Stated exercise: Please list all lines of the material below in which the string "Myfxbook" occurs.

----------

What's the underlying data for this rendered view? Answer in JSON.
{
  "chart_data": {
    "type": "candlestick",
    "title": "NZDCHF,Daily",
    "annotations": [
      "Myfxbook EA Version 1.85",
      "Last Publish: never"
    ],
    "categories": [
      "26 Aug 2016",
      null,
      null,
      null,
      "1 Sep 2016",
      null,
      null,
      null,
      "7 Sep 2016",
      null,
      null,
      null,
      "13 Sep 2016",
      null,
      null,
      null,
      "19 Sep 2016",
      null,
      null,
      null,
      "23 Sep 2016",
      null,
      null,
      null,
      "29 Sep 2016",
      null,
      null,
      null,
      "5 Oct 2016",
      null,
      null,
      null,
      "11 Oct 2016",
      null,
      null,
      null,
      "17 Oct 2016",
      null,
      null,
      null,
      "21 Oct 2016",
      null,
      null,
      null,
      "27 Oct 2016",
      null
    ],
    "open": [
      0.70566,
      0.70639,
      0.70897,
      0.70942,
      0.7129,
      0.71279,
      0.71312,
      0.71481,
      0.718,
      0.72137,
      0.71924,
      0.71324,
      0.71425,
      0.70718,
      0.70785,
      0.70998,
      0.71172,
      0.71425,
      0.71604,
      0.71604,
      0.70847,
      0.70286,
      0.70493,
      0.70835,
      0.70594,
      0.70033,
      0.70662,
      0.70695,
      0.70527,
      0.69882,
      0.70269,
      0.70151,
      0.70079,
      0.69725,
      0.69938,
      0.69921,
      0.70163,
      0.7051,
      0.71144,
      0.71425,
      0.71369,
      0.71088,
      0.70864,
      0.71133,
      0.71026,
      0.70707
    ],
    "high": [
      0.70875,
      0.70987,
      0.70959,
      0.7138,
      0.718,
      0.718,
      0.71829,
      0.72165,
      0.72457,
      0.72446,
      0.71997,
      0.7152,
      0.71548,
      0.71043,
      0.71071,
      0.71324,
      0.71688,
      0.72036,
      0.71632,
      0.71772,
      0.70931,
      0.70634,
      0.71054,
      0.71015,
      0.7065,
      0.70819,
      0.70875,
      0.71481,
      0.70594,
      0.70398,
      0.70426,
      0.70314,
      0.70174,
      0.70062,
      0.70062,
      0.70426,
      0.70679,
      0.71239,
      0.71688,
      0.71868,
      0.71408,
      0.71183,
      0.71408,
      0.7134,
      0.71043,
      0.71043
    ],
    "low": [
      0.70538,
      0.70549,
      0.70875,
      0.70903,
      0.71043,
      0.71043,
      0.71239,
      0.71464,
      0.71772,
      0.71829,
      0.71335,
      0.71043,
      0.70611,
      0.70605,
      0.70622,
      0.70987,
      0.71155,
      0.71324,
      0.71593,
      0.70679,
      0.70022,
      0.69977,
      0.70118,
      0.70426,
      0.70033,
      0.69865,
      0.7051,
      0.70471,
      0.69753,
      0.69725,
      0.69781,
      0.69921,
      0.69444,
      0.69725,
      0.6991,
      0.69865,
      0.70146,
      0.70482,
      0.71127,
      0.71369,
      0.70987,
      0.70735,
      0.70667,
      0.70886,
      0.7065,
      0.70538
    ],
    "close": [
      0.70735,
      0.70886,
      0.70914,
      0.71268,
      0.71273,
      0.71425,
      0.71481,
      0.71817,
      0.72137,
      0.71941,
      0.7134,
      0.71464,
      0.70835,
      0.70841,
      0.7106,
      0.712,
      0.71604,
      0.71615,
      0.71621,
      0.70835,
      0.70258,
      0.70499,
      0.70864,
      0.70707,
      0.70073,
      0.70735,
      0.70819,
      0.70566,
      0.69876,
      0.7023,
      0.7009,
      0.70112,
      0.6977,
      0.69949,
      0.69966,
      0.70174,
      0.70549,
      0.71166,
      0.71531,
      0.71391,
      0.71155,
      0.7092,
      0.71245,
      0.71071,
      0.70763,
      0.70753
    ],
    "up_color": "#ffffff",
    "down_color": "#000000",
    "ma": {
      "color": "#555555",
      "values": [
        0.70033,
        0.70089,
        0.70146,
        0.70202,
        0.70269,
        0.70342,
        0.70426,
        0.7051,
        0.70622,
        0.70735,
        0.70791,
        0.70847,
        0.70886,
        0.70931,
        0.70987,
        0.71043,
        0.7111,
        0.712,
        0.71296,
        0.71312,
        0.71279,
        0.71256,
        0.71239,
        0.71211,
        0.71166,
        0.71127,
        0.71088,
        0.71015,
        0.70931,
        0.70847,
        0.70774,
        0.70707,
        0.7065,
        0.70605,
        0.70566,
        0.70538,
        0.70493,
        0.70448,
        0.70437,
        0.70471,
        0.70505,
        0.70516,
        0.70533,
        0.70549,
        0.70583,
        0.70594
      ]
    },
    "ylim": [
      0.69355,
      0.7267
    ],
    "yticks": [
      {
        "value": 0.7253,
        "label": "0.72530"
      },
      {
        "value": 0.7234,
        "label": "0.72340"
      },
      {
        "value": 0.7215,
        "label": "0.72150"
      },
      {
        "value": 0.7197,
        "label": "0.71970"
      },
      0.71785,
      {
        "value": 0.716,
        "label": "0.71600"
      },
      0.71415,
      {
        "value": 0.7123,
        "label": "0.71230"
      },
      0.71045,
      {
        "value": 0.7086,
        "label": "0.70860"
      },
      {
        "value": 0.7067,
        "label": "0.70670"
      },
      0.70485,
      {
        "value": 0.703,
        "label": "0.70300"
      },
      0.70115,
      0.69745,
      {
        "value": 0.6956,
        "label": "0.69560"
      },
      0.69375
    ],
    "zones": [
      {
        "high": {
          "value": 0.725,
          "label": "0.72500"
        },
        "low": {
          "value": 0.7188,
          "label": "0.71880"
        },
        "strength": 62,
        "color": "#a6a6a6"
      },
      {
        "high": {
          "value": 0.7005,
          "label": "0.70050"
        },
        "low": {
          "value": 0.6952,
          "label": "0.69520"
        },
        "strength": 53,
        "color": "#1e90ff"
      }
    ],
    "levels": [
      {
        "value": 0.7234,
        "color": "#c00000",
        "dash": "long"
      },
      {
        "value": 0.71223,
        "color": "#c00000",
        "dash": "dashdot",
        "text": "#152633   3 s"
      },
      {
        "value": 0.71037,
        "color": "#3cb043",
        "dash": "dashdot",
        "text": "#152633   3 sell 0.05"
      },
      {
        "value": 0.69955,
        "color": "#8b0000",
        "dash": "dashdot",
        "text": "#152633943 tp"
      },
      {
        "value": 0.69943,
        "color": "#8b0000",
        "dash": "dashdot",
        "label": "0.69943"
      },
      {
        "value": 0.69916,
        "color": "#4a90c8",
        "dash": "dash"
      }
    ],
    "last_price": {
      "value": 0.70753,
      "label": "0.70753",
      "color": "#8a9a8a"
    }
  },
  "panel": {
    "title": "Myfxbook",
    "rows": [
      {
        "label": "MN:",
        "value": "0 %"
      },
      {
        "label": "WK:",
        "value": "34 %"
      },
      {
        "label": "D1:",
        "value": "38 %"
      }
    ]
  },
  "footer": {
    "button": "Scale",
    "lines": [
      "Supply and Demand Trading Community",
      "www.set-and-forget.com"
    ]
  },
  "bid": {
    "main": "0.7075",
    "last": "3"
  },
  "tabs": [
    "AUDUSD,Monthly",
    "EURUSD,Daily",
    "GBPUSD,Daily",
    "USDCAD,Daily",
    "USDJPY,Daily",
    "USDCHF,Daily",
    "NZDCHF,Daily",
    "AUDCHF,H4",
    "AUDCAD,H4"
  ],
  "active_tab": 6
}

----------

Result for this exercise:
      "Myfxbook EA Version 1.85",
    "title": "Myfxbook",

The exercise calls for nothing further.